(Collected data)
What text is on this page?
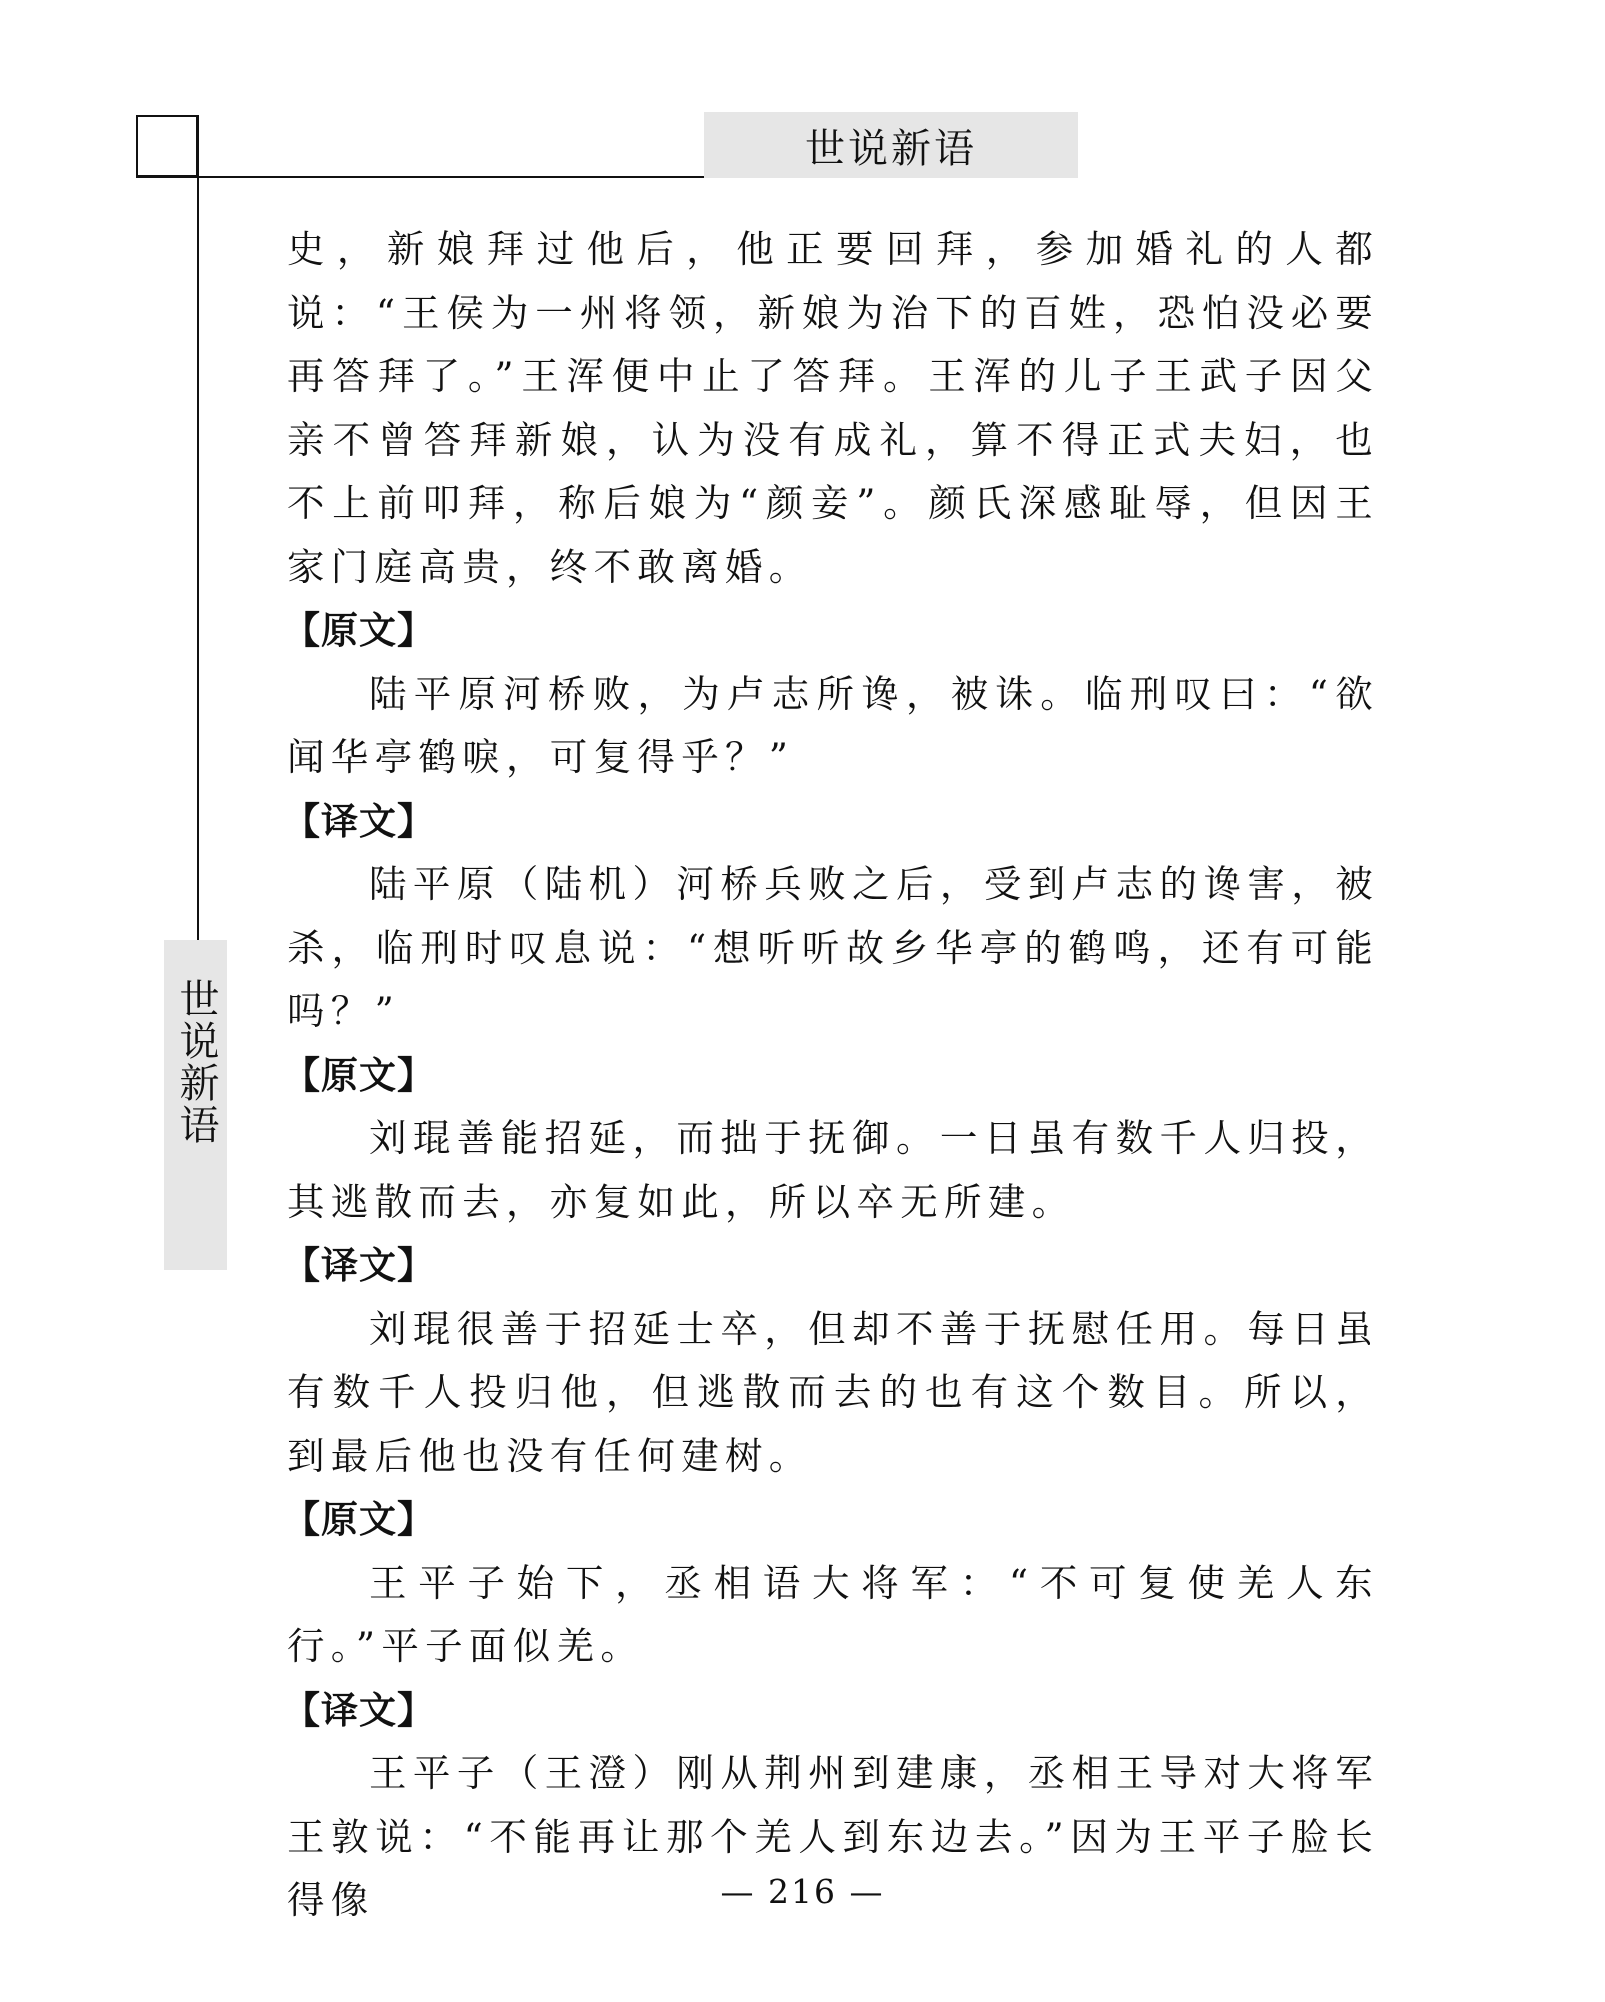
世说新语
世说新语

史，新娘拜过他后，他正要回拜，参加婚礼的人都说：“王侯为一州将领，新娘为治下的百姓，恐怕没必要再答拜了。”王浑便中止了答拜。王浑的儿子王武子因父亲不曾答拜新娘，认为没有成礼，算不得正式夫妇，也不上前叩拜，称后娘为“颜妾”。颜氏深感耻辱，但因王家门庭高贵，终不敢离婚。

【原文】

陆平原河桥败，为卢志所谗，被诛。临刑叹曰：“欲闻华亭鹤唳，可复得乎？”

【译文】

陆平原（陆机）河桥兵败之后，受到卢志的谗害，被杀，临刑时叹息说：“想听听故乡华亭的鹤鸣，还有可能吗？”

【原文】

刘琨善能招延，而拙于抚御。一日虽有数千人归投，其逃散而去，亦复如此，所以卒无所建。

【译文】

刘琨很善于招延士卒，但却不善于抚慰任用。每日虽有数千人投归他，但逃散而去的也有这个数目。所以，到最后他也没有任何建树。

【原文】

王平子始下，丞相语大将军：“不可复使羌人东行。”平子面似羌。

【译文】

王平子（王澄）刚从荆州到建康，丞相王导对大将军王敦说：“不能再让那个羌人到东边去。”因为王平子脸长得像	— 216 —
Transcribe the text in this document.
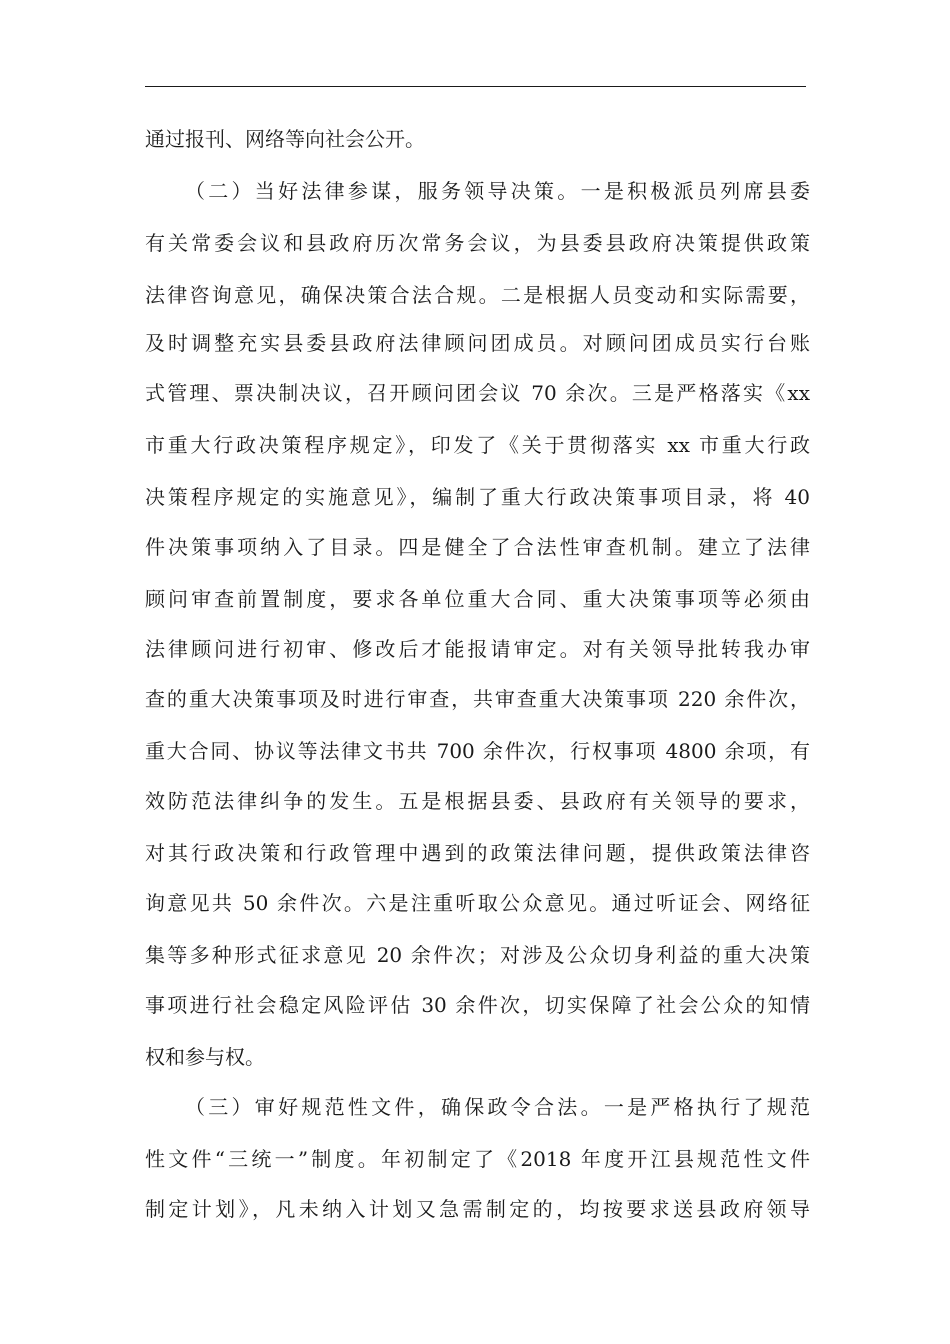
通过报刊、网络等向社会公开。
（二）当好法律参谋，服务领导决策。一是积极派员列席县委
有关常委会议和县政府历次常务会议，为县委县政府决策提供政策
法律咨询意见，确保决策合法合规。二是根据人员变动和实际需要，
及时调整充实县委县政府法律顾问团成员。对顾问团成员实行台账
式管理、票决制决议，召开顾问团会议 70 余次。三是严格落实《xx
市重大行政决策程序规定》，印发了《关于贯彻落实 xx 市重大行政
决策程序规定的实施意见》，编制了重大行政决策事项目录，将 40
件决策事项纳入了目录。四是健全了合法性审查机制。建立了法律
顾问审查前置制度，要求各单位重大合同、重大决策事项等必须由
法律顾问进行初审、修改后才能报请审定。对有关领导批转我办审
查的重大决策事项及时进行审查，共审查重大决策事项 220 余件次，
重大合同、协议等法律文书共 700 余件次，行权事项 4800 余项，有
效防范法律纠争的发生。五是根据县委、县政府有关领导的要求，
对其行政决策和行政管理中遇到的政策法律问题，提供政策法律咨
询意见共 50 余件次。六是注重听取公众意见。通过听证会、网络征
集等多种形式征求意见 20 余件次；对涉及公众切身利益的重大决策
事项进行社会稳定风险评估 30 余件次，切实保障了社会公众的知情
权和参与权。
（三）审好规范性文件，确保政令合法。一是严格执行了规范
性文件“三统一”制度。年初制定了《2018 年度开江县规范性文件
制定计划》，凡未纳入计划又急需制定的，均按要求送县政府领导
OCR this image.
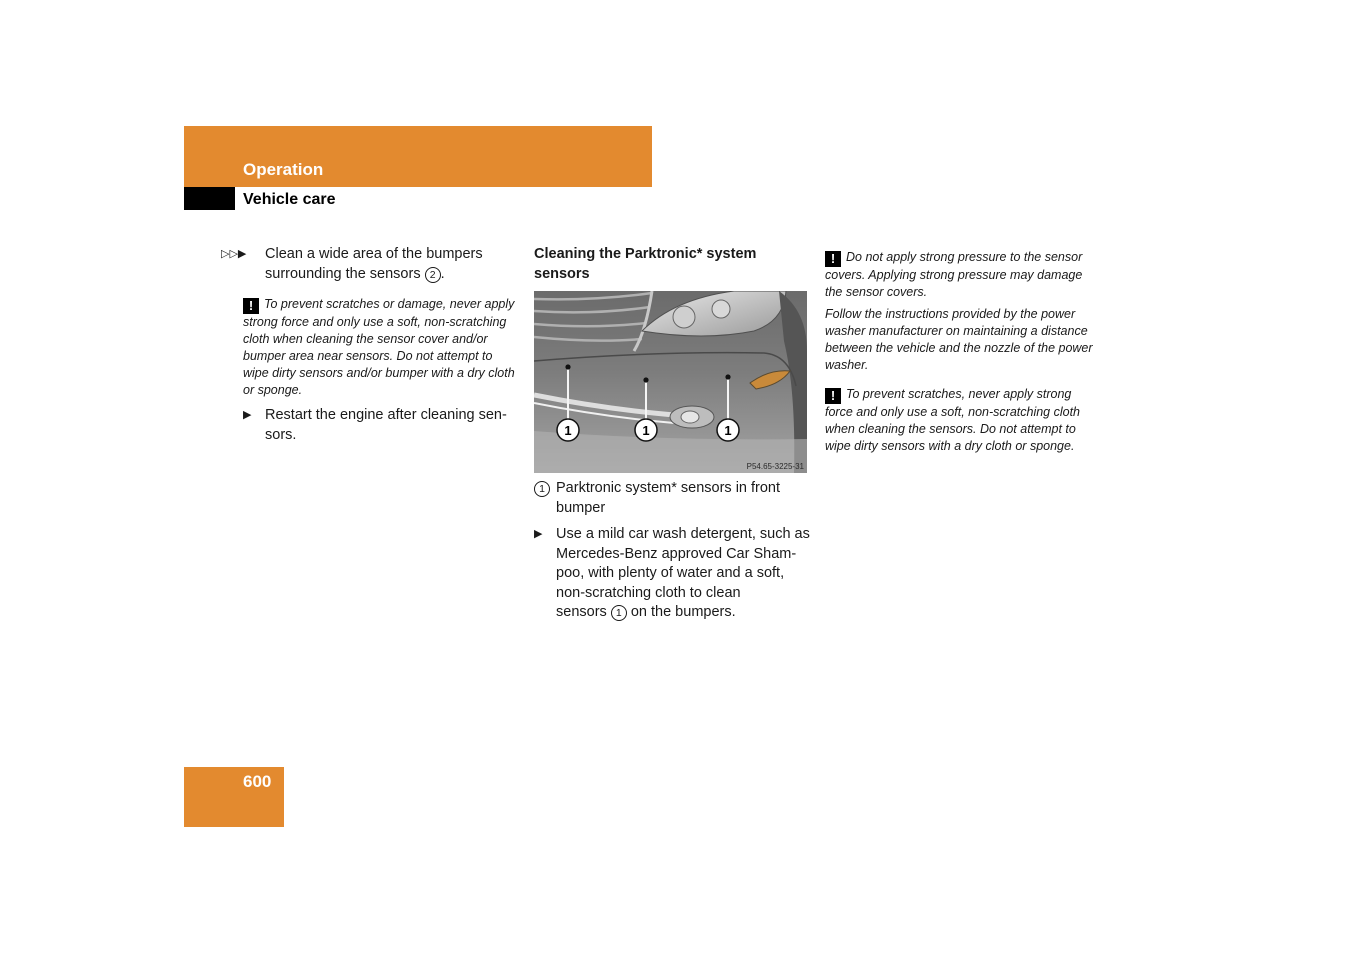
Operation
Vehicle care
▷▷▶	Clean a wide area of the bumpers surrounding the sensors 2 .
! To prevent scratches or damage, never apply strong force and only use a soft, non-scratching cloth when cleaning the sensor cover and/or bumper area near sensors. Do not attempt to wipe dirty sensors and/or bumper with a dry cloth or sponge.
▶ Restart the engine after cleaning sen-
sors.
Cleaning the Parktronic* system
sensors
1	1	1
P54.65-3225-31
1 Parktronic system* sensors in front
bumper
▶ Use a mild car wash detergent, such as
Mercedes-Benz approved Car Sham-
poo, with plenty of water and a soft,
non-scratching cloth to clean
sensors 1 on the bumpers.
! Do not apply strong pressure to the sensor covers. Applying strong pressure may damage the sensor covers.
Follow the instructions provided by the power washer manufacturer on maintaining a distance between the vehicle and the nozzle of the power washer.
! To prevent scratches, never apply strong force and only use a soft, non-scratching cloth when cleaning the sensors. Do not attempt to wipe dirty sensors with a dry cloth or sponge.
600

▶ Task prompt
Set the pictures aside and transcribe the data above exactly.

▶ Answer to this task
What text is on this page?
世说新语
世说新语

史，新娘拜过他后，他正要回拜，参加婚礼的人都说：“王侯为一州将领，新娘为治下的百姓，恐怕没必要再答拜了。”王浑便中止了答拜。王浑的儿子王武子因父亲不曾答拜新娘，认为没有成礼，算不得正式夫妇，也不上前叩拜，称后娘为“颜妾”。颜氏深感耻辱，但因王家门庭高贵，终不敢离婚。

【原文】

陆平原河桥败，为卢志所谗，被诛。临刑叹曰：“欲闻华亭鹤唳，可复得乎？”

【译文】

陆平原（陆机）河桥兵败之后，受到卢志的谗害，被杀，临刑时叹息说：“想听听故乡华亭的鹤鸣，还有可能吗？”

【原文】

刘琨善能招延，而拙于抚御。一日虽有数千人归投，其逃散而去，亦复如此，所以卒无所建。

【译文】

刘琨很善于招延士卒，但却不善于抚慰任用。每日虽有数千人投归他，但逃散而去的也有这个数目。所以，到最后他也没有任何建树。

【原文】

王平子始下，丞相语大将军：“不可复使羌人东行。”平子面似羌。

【译文】

王平子（王澄）刚从荆州到建康，丞相王导对大将军王敦说：“不能再让那个羌人到东边去。”因为王平子脸长得像	— 216 —
Transcribe the text in this document.
通过报刊、网络等向社会公开。
（二）当好法律参谋，服务领导决策。一是积极派员列席县委
有关常委会议和县政府历次常务会议，为县委县政府决策提供政策
法律咨询意见，确保决策合法合规。二是根据人员变动和实际需要，
及时调整充实县委县政府法律顾问团成员。对顾问团成员实行台账
式管理、票决制决议，召开顾问团会议 70 余次。三是严格落实《xx
市重大行政决策程序规定》，印发了《关于贯彻落实 xx 市重大行政
决策程序规定的实施意见》，编制了重大行政决策事项目录，将 40
件决策事项纳入了目录。四是健全了合法性审查机制。建立了法律
顾问审查前置制度，要求各单位重大合同、重大决策事项等必须由
法律顾问进行初审、修改后才能报请审定。对有关领导批转我办审
查的重大决策事项及时进行审查，共审查重大决策事项 220 余件次，
重大合同、协议等法律文书共 700 余件次，行权事项 4800 余项，有
效防范法律纠争的发生。五是根据县委、县政府有关领导的要求，
对其行政决策和行政管理中遇到的政策法律问题，提供政策法律咨
询意见共 50 余件次。六是注重听取公众意见。通过听证会、网络征
集等多种形式征求意见 20 余件次；对涉及公众切身利益的重大决策
事项进行社会稳定风险评估 30 余件次，切实保障了社会公众的知情
权和参与权。
（三）审好规范性文件，确保政令合法。一是严格执行了规范
性文件“三统一”制度。年初制定了《2018 年度开江县规范性文件
制定计划》，凡未纳入计划又急需制定的，均按要求送县政府领导
OCR this image.
Operation
Vehicle care
▷▷▶	Clean a wide area of the bumpers surrounding the sensors 2 .
! To prevent scratches or damage, never apply strong force and only use a soft, non-scratching cloth when cleaning the sensor cover and/or bumper area near sensors. Do not attempt to wipe dirty sensors and/or bumper with a dry cloth or sponge.
▶ Restart the engine after cleaning sen-
sors.
Cleaning the Parktronic* system
sensors
1	1	1
P54.65-3225-31
1 Parktronic system* sensors in front
bumper
▶ Use a mild car wash detergent, such as
Mercedes-Benz approved Car Sham-
poo, with plenty of water and a soft,
non-scratching cloth to clean
sensors 1 on the bumpers.
! Do not apply strong pressure to the sensor covers. Applying strong pressure may damage the sensor covers.
Follow the instructions provided by the power washer manufacturer on maintaining a distance between the vehicle and the nozzle of the power washer.
! To prevent scratches, never apply strong force and only use a soft, non-scratching cloth when cleaning the sensors. Do not attempt to wipe dirty sensors with a dry cloth or sponge.
600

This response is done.